§ **Task goal**:
Search the listing below for the string "text" and copy every line where it occurs.

Collected data:
• • • •

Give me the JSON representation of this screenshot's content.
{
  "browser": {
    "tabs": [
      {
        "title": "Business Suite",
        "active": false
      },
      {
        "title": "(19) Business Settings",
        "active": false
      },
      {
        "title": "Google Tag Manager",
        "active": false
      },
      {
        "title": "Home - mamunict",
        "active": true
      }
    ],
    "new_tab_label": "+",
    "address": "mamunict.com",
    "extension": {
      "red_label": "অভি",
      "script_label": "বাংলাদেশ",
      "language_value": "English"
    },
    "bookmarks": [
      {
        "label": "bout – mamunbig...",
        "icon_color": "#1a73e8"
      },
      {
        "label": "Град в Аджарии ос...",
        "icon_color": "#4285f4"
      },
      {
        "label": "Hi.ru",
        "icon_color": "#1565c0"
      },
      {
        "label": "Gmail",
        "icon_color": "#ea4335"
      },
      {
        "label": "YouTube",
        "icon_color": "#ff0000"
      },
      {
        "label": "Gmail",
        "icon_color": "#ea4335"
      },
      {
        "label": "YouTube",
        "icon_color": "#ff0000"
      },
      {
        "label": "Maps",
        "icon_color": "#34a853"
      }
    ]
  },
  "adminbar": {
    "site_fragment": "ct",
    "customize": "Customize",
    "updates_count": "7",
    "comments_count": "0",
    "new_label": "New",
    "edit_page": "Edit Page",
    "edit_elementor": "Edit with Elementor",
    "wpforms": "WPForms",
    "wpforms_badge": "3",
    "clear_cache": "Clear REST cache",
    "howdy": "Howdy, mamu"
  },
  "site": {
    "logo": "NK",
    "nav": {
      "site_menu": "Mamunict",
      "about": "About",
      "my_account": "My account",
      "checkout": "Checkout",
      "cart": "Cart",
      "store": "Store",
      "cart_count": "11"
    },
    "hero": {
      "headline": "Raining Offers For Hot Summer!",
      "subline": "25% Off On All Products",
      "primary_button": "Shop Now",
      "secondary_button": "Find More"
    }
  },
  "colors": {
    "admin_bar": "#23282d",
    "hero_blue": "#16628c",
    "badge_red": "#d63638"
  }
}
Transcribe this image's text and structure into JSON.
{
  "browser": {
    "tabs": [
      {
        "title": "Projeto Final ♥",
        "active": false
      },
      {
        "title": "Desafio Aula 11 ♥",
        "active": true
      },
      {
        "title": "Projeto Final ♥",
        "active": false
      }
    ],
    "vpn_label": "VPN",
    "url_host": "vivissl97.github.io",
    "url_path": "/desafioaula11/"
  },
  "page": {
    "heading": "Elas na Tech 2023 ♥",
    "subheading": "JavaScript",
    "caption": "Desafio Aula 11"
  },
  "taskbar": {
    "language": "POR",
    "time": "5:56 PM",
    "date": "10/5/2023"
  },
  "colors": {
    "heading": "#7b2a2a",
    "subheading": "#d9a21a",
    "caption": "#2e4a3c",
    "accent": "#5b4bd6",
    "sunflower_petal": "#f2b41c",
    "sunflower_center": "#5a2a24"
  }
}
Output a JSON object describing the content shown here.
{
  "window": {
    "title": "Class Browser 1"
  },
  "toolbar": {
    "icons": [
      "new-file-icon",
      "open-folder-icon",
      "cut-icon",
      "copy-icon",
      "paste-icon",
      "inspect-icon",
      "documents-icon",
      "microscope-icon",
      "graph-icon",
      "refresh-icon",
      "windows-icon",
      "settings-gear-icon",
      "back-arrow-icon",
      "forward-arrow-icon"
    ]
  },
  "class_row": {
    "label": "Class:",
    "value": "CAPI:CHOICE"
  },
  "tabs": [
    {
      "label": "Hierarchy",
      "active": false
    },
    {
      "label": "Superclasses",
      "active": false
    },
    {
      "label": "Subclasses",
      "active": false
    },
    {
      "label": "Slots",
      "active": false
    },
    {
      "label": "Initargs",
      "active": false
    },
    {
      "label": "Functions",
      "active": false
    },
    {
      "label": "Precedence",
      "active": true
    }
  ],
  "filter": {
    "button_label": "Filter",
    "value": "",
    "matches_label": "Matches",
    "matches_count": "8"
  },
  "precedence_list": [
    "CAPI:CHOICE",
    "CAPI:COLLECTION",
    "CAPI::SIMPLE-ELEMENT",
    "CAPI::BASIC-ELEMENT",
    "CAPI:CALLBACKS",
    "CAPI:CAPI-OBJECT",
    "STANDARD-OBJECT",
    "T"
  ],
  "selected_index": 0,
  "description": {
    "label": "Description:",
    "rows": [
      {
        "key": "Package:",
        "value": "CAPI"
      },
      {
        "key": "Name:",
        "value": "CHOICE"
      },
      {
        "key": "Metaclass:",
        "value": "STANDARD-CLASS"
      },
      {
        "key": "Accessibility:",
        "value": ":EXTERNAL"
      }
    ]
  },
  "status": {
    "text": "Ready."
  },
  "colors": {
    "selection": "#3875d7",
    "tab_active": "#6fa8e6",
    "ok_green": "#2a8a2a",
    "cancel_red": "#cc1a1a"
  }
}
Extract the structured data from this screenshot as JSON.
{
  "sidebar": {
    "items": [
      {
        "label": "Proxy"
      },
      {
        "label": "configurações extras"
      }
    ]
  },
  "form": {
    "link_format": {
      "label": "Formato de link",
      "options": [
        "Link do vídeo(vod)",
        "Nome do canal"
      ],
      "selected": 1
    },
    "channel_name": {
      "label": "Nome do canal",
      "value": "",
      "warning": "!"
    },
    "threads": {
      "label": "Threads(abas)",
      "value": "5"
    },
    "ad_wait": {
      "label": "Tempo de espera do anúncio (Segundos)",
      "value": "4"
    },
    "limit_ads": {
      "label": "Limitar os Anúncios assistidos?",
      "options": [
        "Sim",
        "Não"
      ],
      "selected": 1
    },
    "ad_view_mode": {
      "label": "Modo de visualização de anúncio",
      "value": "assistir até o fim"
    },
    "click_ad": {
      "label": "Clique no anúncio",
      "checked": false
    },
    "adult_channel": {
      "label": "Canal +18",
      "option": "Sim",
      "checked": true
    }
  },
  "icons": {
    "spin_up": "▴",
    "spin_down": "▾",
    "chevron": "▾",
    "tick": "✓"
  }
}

• • • •

§ **The completed task**:
Transcribe this image's text and structure into JSON.
    "text": "Ready."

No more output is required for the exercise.